Written task A
In the records, update everything from the start down to the line containing "legend-marker: [144, 510, 162, 525]" by replacing "series-point" with "data-point", leaving all else unchanged. Return only those lines.

Excerpt
=======
I have a lot of material from lessons I was taking, between licks and different scale ideas there was a lot covered. Since I am trying to adult, I didnt really practice much (still dont).

I cant say I have a ton of time to devote to practicing or anything, but even new ideas to try when I do play, are probably going to help.


----------



## Guest (Jul 11, 2015)

jeancoltrane said:


> a good solo is like a well written book. it has an introduction, character development, plot, climax, resolution etc.


I'm stuck in a comic book myself. lol.



adcandour said:


> Sambonee has been amazing in helping me understand lead work. If he chimes in,
> I'd give a listen - he can change your perspective in just a few sentences, I'm sure.


I watched the man play at a festival. I had him in my house and listened to him
take my guitar for a test drive prior to buying it. And more recently, jammed with
him up at the Riff Wrath Jam. I agree. He is a pretty intuitive player.


----------



## Budda (May 29, 2007)

laristotle said:


> I'm stuck in a comic book myself. lol.
> 
> 
> 
> ...


Remind me to high five you for that line next time we get to hang out!

Sambonee got in touch, and we're going to have a phone chat about the subject. I'm very curious to hear what he has to say, as I didn't know he has an educational background in music. I'm also very excited - I really like learning new things from much more experienced people, even if I don't soak it all in.


----------



## Moosehead (Jan 6, 2011)

Budda said:


> Raise your hand if you never thought I'd use those words in a thread title
> 
> Someone on another forum asked for feedback on their improv skills. Lots of great suggestions were made, and the member has taken it all in and is working on his chops.
> 
> ...


I feel tyhe smae way, im an o.k. lead player but when improvising i seem to get lost. Usually get a good intro to the storey and maybe a bit of a climax but the plot twist throws me for a curve.

Btw I don't envy you, metal solo's are harder than blues rock stuff and toss some odd chord changes on top and it makes it even harder. I find the "use your ears not your brain" approach works better when trying to figure out a good lead line over a complex peice. That said I don't have loads of experience with it. Sometimes improv stuff flows, sometimes it doesnt.


----------



## Budda (May 29, 2007)
=======
Written task B
Decide whether each statement agrees with the forum thread on improvising solos. Answer yes or no and quote the deciding words.
(i) Moosehead finds metal solos harder than blues rock.
(ii) Budda and Sambonee plan to meet in person to discuss the subject.
(iii) The opening post says its writer practiced a lot while taking lessons.

Records to use
=======
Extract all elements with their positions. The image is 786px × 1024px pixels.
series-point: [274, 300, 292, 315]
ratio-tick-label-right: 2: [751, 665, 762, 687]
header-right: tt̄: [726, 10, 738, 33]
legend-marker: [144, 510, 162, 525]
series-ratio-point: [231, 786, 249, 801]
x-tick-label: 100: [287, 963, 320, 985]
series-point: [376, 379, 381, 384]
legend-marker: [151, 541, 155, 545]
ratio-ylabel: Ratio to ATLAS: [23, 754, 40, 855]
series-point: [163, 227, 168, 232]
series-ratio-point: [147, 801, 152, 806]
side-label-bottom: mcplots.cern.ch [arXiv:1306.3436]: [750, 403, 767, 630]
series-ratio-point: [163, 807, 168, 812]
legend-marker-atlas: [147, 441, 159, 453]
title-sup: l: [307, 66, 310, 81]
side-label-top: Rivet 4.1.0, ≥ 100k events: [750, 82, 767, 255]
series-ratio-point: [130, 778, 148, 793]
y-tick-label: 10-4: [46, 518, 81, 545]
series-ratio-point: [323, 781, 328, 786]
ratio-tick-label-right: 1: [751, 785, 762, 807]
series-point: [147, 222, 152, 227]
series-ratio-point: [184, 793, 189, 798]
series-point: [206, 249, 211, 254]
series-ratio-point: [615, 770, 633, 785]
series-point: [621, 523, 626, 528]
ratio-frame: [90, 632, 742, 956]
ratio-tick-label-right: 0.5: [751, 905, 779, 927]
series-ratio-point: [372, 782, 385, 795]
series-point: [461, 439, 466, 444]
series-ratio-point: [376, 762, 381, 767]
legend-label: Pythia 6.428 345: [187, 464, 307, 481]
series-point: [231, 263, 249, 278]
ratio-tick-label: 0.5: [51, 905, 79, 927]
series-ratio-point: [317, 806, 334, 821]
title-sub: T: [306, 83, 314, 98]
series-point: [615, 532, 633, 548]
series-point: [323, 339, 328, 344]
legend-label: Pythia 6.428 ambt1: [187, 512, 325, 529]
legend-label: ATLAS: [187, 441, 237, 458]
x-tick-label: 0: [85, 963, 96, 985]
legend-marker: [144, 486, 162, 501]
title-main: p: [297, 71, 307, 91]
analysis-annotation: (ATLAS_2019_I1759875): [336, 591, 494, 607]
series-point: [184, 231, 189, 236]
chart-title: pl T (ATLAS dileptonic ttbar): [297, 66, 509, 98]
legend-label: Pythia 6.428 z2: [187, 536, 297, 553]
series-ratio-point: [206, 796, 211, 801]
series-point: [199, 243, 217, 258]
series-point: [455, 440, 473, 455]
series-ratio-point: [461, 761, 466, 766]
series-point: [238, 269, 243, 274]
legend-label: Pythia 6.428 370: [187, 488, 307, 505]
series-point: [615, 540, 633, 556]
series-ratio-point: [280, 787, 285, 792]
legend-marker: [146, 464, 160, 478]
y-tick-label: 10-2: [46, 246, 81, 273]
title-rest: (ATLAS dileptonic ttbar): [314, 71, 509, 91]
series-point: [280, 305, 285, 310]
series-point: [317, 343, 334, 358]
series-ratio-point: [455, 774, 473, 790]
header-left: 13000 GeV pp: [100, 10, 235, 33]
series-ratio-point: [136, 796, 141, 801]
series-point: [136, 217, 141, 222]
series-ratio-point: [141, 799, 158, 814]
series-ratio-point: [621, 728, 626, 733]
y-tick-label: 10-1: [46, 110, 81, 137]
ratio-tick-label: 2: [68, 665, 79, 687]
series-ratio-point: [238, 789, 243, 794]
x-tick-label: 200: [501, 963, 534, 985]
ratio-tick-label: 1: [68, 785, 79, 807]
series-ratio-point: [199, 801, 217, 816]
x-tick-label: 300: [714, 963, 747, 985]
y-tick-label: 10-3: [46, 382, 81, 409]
=======
Exercise solution A
Extract all elements with their positions. The image is 786px × 1024px pixels.
data-point: [274, 300, 292, 315]
ratio-tick-label-right: 2: [751, 665, 762, 687]
header-right: tt̄: [726, 10, 738, 33]
legend-marker: [144, 510, 162, 525]

Exercise solution B
(i) Yes: "metal solo's are harder than blues rock stuff"
(ii) No: "we're going to have a phone chat about the subject"
(iii) No: "I didnt really practice much (still dont)"